[Start of Exercise input]

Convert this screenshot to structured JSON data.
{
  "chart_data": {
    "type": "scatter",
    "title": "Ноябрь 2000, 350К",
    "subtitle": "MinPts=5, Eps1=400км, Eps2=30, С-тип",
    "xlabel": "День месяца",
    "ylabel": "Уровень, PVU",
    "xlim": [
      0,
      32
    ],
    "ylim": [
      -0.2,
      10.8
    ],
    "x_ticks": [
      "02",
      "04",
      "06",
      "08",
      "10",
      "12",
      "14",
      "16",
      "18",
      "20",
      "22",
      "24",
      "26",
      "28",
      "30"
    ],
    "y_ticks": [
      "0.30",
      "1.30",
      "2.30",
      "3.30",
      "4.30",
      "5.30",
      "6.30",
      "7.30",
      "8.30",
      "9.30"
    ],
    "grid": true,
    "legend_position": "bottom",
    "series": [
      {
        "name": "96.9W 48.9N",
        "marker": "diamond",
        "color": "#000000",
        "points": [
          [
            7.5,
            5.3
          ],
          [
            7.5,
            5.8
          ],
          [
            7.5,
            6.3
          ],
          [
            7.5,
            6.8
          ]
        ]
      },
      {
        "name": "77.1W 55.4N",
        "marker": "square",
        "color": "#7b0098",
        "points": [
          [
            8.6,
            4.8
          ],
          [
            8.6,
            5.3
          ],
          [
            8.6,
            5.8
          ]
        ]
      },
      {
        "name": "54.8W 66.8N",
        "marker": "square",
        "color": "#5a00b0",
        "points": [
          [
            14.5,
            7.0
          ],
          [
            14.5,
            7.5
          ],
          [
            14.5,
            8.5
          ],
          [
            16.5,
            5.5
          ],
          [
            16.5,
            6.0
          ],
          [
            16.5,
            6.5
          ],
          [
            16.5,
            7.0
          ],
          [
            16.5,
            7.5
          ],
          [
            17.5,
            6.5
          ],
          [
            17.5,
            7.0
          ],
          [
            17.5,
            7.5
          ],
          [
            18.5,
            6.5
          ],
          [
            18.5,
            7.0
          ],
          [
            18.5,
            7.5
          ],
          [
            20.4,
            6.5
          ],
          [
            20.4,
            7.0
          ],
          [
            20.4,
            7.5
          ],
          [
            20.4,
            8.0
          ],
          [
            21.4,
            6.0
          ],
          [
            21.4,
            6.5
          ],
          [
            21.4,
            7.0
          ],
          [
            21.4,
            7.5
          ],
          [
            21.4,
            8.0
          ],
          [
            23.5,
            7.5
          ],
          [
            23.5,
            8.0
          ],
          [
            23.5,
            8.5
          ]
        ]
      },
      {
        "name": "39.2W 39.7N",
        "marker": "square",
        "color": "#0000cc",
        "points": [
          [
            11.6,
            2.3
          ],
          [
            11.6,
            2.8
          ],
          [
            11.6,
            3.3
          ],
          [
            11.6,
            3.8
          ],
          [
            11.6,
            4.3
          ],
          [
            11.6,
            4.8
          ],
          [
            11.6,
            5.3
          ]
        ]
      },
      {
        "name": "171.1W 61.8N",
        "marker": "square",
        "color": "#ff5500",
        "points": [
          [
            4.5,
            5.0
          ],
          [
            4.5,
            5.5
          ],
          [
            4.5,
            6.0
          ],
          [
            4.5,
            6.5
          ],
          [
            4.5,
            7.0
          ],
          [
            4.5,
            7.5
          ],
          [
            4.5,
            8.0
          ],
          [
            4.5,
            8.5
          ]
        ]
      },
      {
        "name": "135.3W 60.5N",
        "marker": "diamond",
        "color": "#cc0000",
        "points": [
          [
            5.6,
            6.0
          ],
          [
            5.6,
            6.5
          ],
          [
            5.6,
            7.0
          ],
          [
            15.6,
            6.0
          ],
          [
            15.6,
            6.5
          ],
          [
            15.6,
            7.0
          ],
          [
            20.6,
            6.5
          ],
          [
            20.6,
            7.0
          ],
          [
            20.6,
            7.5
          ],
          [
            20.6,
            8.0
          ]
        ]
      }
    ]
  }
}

[End of Exercise input]

**Work instructions:** Your task is to transcribe the material exactly.

**Right answer:**
Convert this screenshot to structured JSON data.
{
  "chart_data": {
    "type": "scatter",
    "title": "Ноябрь 2000, 350К",
    "subtitle": "MinPts=5, Eps1=400км, Eps2=30, С-тип",
    "xlabel": "День месяца",
    "ylabel": "Уровень, PVU",
    "xlim": [
      0,
      32
    ],
    "ylim": [
      -0.2,
      10.8
    ],
    "x_ticks": [
      "02",
      "04",
      "06",
      "08",
      "10",
      "12",
      "14",
      "16",
      "18",
      "20",
      "22",
      "24",
      "26",
      "28",
      "30"
    ],
    "y_ticks": [
      "0.30",
      "1.30",
      "2.30",
      "3.30",
      "4.30",
      "5.30",
      "6.30",
      "7.30",
      "8.30",
      "9.30"
    ],
    "grid": true,
    "legend_position": "bottom",
    "series": [
      {
        "name": "96.9W 48.9N",
        "marker": "diamond",
        "color": "#000000",
        "points": [
          [
            7.5,
            5.3
          ],
          [
            7.5,
            5.8
          ],
          [
            7.5,
            6.3
          ],
          [
            7.5,
            6.8
          ]
        ]
      },
      {
        "name": "77.1W 55.4N",
        "marker": "square",
        "color": "#7b0098",
        "points": [
          [
            8.6,
            4.8
          ],
          [
            8.6,
            5.3
          ],
          [
            8.6,
            5.8
          ]
        ]
      },
      {
        "name": "54.8W 66.8N",
        "marker": "square",
        "color": "#5a00b0",
        "points": [
          [
            14.5,
            7.0
          ],
          [
            14.5,
            7.5
          ],
          [
            14.5,
            8.5
          ],
          [
            16.5,
            5.5
          ],
          [
            16.5,
            6.0
          ],
          [
            16.5,
            6.5
          ],
          [
            16.5,
            7.0
          ],
          [
            16.5,
            7.5
          ],
          [
            17.5,
            6.5
          ],
          [
            17.5,
            7.0
          ],
          [
            17.5,
            7.5
          ],
          [
            18.5,
            6.5
          ],
          [
            18.5,
            7.0
          ],
          [
            18.5,
            7.5
          ],
          [
            20.4,
            6.5
          ],
          [
            20.4,
            7.0
          ],
          [
            20.4,
            7.5
          ],
          [
            20.4,
            8.0
          ],
          [
            21.4,
            6.0
          ],
          [
            21.4,
            6.5
          ],
          [
            21.4,
            7.0
          ],
          [
            21.4,
            7.5
          ],
          [
            21.4,
            8.0
          ],
          [
            23.5,
            7.5
          ],
          [
            23.5,
            8.0
          ],
          [
            23.5,
            8.5
          ]
        ]
      },
      {
        "name": "39.2W 39.7N",
        "marker": "square",
        "color": "#0000cc",
        "points": [
          [
            11.6,
            2.3
          ],
          [
            11.6,
            2.8
          ],
          [
            11.6,
            3.3
          ],
          [
            11.6,
            3.8
          ],
          [
            11.6,
            4.3
          ],
          [
            11.6,
            4.8
          ],
          [
            11.6,
            5.3
          ]
        ]
      },
      {
        "name": "171.1W 61.8N",
        "marker": "square",
        "color": "#ff5500",
        "points": [
          [
            4.5,
            5.0
          ],
          [
            4.5,
            5.5
          ],
          [
            4.5,
            6.0
          ],
          [
            4.5,
            6.5
          ],
          [
            4.5,
            7.0
          ],
          [
            4.5,
            7.5
          ],
          [
            4.5,
            8.0
          ],
          [
            4.5,
            8.5
          ]
        ]
      },
      {
        "name": "135.3W 60.5N",
        "marker": "diamond",
        "color": "#cc0000",
        "points": [
          [
            5.6,
            6.0
          ],
          [
            5.6,
            6.5
          ],
          [
            5.6,
            7.0
          ],
          [
            15.6,
            6.0
          ],
          [
            15.6,
            6.5
          ],
          [
            15.6,
            7.0
          ],
          [
            20.6,
            6.5
          ],
          [
            20.6,
            7.0
          ],
          [
            20.6,
            7.5
          ],
          [
            20.6,
            8.0
          ]
        ]
      }
    ]
  }
}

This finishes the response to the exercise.